(SELECTED EXCERPT Opens)

No one remembers the GuruPlug, or better yet - the GuruPlug Server Plus,
When RPi 1 just came out this little gadget ran x86 Linux (!) and had hdmi out that could handle 1080p video, a feat that only RPi 4 can repeat.
the Sheevaplug, Guruplug, and Dreamplug are what really got me into embedded computing and linux. I still have my Sheevaplug in storage, and a Dreamplug in service as my internal DNS server. the Marvell Kirkwood SoCs they were based on were quite long lived, eventually being rebranded as lower-end Armada chipsets.
P.S. if anyone wants to tinker with that ecosystem, there's still quite a number of people dedicated to packaging up Debian for them, and if you're okay with some soldering to get UART access, you can get a brand new $18 Dell Kace M300 to try out. in a lot of ways, I still prefer them to any newer single-board computers, despite my pretty significant collection at this point.
I have a collection quite similar (in size and content) to the author, but I must have started a bit earlier as I have a bit more of the first RPIs and also a Dream plug (which is another successor to the sheeva plug, like the guru plug)
Right, it was ARMv5 too which meant toolchain support was somewhat lacking and it didn't support non-aligned memory access which meant some programs that were written with x86 assumptions tended to segfault randomly.
P.S. if anyone wants to tinker with that ecosystem, there's still quite a number of people dedicated to packaging up Debian for them, and if you're okay with some soldering to get UART access, you can get a brand new $18 Dell Kace M300 to try out. in a lot of ways, I still prefer them to any newer single-board computers, despite my pretty significant collection at this point.

(SELECTED EXCERPT Closes)
(STUDY MATERIAL Opens)

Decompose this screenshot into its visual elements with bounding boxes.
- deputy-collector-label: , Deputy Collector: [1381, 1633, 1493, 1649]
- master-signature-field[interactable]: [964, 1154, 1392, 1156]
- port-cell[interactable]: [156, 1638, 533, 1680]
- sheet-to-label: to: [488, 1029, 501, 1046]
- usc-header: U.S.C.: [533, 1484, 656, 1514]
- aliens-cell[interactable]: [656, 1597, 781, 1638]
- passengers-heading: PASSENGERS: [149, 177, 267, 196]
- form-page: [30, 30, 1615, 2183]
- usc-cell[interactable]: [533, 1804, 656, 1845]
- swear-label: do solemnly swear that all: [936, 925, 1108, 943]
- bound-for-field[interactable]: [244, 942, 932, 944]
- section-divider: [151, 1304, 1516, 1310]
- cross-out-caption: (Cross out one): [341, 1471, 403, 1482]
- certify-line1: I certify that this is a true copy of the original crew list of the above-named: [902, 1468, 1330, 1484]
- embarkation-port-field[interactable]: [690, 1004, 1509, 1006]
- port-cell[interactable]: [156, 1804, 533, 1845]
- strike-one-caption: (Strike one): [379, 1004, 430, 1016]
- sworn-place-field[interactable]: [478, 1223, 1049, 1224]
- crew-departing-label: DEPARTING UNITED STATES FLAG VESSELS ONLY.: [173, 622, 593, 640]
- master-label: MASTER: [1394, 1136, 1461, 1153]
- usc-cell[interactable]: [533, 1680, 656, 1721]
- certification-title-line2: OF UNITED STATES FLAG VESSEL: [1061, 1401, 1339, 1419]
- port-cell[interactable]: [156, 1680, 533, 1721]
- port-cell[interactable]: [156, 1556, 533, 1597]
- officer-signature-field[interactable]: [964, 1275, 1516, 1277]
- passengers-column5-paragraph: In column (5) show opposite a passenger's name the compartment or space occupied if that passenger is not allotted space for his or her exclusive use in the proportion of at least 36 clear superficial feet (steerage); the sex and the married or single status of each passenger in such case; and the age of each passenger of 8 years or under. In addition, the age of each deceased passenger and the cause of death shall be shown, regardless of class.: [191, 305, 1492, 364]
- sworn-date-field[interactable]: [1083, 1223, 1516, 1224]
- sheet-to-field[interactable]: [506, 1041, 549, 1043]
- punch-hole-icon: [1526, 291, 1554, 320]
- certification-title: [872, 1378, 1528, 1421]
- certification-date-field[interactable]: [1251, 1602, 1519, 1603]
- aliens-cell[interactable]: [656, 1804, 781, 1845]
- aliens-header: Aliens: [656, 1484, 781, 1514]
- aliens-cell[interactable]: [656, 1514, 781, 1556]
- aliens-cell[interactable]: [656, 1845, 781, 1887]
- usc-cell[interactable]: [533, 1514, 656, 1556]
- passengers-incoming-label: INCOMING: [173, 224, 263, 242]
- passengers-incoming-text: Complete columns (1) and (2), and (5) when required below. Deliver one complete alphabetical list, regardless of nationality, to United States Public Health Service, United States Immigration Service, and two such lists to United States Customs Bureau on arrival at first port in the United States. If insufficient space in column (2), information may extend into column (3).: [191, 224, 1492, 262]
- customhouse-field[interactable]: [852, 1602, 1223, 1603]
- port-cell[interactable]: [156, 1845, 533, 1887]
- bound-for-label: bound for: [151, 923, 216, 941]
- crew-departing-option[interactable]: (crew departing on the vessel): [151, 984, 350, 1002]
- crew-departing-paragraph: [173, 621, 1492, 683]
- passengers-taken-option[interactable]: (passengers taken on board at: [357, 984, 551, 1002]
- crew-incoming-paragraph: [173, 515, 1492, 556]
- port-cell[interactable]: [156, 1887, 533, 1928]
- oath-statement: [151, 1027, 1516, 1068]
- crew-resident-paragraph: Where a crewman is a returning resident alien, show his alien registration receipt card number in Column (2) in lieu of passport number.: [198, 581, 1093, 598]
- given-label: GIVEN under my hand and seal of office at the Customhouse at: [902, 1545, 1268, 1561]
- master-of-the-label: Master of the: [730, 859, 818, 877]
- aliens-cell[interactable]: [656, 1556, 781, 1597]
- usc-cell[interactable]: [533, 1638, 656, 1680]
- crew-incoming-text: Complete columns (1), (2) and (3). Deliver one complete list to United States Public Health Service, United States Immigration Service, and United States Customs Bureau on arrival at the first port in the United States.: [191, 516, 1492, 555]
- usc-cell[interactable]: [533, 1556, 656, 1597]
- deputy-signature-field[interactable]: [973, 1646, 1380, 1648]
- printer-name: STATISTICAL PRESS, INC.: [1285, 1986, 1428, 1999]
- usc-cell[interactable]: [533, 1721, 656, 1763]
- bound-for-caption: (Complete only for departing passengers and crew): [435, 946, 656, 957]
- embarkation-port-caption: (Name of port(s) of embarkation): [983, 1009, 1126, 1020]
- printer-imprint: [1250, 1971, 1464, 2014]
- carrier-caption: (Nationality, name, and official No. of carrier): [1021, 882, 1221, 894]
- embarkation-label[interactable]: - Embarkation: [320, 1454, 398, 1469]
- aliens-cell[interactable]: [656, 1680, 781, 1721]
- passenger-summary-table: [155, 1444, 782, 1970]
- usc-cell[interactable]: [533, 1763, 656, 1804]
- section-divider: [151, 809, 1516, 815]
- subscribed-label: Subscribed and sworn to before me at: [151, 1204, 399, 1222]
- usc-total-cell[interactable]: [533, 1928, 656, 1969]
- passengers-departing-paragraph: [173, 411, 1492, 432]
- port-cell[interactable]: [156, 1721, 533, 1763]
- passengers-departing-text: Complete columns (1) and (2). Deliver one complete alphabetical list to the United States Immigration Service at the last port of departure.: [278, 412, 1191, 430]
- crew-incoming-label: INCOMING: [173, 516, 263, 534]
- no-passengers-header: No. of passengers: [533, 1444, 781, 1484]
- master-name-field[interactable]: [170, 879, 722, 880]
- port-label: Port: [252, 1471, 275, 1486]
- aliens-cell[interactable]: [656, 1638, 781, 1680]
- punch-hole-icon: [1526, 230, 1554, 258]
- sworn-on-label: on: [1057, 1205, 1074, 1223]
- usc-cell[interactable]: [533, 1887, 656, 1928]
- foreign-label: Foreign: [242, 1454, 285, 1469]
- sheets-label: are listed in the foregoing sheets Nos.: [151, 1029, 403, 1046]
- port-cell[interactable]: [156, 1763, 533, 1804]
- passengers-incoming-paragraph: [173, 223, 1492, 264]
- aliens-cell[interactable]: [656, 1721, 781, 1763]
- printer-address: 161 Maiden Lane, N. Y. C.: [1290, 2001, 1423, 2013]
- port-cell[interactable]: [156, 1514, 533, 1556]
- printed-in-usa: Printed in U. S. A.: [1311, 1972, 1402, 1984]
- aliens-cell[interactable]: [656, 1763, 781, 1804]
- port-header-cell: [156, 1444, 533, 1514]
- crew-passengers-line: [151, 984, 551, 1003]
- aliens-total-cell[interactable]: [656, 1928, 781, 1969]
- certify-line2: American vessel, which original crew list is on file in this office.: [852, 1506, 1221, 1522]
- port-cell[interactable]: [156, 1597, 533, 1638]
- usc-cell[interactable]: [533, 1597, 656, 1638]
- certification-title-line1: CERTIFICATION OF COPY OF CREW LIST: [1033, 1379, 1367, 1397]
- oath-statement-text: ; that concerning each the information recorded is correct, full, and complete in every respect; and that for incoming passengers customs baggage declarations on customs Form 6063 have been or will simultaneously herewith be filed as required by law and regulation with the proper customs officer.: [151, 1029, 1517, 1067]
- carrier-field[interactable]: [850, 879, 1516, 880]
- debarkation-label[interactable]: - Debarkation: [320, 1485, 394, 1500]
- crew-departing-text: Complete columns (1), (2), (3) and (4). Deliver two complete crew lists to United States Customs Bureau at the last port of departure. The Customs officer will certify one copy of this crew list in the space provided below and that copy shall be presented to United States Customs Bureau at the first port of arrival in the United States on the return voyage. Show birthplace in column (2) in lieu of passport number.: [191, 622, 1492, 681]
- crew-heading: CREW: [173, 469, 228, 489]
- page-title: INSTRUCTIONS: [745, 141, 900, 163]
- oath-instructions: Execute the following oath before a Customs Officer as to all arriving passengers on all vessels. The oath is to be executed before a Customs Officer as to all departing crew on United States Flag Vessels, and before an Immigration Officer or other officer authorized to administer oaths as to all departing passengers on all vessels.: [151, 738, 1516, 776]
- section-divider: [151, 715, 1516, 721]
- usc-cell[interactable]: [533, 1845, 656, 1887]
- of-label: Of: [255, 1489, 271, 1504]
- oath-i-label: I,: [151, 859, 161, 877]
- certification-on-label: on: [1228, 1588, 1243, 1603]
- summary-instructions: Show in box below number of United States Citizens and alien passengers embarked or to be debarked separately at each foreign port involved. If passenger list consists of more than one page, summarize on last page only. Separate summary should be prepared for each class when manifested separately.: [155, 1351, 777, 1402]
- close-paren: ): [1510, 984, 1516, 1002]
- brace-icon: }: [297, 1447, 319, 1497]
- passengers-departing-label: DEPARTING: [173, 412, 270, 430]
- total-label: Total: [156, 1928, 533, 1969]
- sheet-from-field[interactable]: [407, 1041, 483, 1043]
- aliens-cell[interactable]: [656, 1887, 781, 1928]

(STUDY MATERIAL Closes)

**INSTRUCTIONS TO FOLLOW:**
In the comments on plug computers, translate this sentence into Spanish: "I still have my Sheevaplug in storage, and a Dreamplug in service as my internal DNS server."

**THE COMPLETED TASK:**
Todavía tengo mi Sheevaplug guardado, y un Dreamplug en funcionamiento como mi servidor DNS interno.